* TASK TO CARRY OUT: Below are the records; copy each line in them that holds the word "https".

* SUPPLIED RECORDS:

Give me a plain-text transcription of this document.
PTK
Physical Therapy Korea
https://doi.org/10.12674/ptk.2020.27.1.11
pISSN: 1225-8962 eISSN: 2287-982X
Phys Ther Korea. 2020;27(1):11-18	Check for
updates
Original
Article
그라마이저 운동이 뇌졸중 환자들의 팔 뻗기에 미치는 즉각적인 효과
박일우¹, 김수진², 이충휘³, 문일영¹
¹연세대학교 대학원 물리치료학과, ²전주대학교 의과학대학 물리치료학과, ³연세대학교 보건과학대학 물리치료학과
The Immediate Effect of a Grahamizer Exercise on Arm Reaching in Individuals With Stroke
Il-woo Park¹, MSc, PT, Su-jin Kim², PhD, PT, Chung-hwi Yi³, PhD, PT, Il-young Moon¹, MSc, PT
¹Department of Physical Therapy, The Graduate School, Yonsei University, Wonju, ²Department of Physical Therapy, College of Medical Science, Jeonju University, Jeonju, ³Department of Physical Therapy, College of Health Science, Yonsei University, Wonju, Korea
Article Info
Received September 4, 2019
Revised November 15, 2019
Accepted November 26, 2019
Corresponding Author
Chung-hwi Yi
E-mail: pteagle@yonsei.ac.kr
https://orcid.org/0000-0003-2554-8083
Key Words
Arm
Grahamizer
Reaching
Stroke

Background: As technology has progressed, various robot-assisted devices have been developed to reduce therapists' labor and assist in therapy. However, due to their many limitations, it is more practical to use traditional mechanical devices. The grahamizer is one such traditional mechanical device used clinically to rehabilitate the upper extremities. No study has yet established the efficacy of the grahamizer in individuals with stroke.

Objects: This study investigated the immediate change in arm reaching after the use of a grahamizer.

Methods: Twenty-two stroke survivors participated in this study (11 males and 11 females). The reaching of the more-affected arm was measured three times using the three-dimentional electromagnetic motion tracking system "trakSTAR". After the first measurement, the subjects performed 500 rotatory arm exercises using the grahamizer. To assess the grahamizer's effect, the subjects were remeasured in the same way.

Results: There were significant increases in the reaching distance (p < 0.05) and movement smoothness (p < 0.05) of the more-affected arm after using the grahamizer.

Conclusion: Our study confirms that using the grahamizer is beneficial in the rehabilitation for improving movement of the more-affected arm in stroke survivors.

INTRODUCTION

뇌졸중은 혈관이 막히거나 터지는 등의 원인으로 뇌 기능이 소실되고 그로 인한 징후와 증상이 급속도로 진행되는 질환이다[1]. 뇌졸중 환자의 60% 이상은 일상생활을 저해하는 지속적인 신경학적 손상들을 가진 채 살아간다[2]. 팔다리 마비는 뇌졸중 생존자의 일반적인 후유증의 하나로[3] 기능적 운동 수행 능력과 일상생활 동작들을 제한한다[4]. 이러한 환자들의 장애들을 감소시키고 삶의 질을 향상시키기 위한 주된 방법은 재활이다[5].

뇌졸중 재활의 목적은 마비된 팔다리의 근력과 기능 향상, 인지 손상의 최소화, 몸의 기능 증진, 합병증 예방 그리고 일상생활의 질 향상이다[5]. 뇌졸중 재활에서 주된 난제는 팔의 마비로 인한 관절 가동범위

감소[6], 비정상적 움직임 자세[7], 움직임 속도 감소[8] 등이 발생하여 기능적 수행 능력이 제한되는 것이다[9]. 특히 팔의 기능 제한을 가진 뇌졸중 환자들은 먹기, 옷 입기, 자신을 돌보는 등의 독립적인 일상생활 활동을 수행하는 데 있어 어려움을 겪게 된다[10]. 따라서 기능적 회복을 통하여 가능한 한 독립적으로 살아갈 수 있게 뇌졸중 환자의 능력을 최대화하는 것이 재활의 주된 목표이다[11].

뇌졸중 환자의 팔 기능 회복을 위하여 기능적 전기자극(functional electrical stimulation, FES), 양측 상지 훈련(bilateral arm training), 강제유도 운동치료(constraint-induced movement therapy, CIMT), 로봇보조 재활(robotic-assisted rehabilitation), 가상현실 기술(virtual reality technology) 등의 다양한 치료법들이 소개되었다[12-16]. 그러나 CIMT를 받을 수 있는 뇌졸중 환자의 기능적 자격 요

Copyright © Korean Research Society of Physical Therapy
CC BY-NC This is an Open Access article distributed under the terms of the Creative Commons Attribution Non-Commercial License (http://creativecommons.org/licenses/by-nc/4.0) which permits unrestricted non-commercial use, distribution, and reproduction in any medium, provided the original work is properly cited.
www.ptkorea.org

* ANSWER TO THE TASK:
https://doi.org/10.12674/ptk.2020.27.1.11
https://orcid.org/0000-0003-2554-8083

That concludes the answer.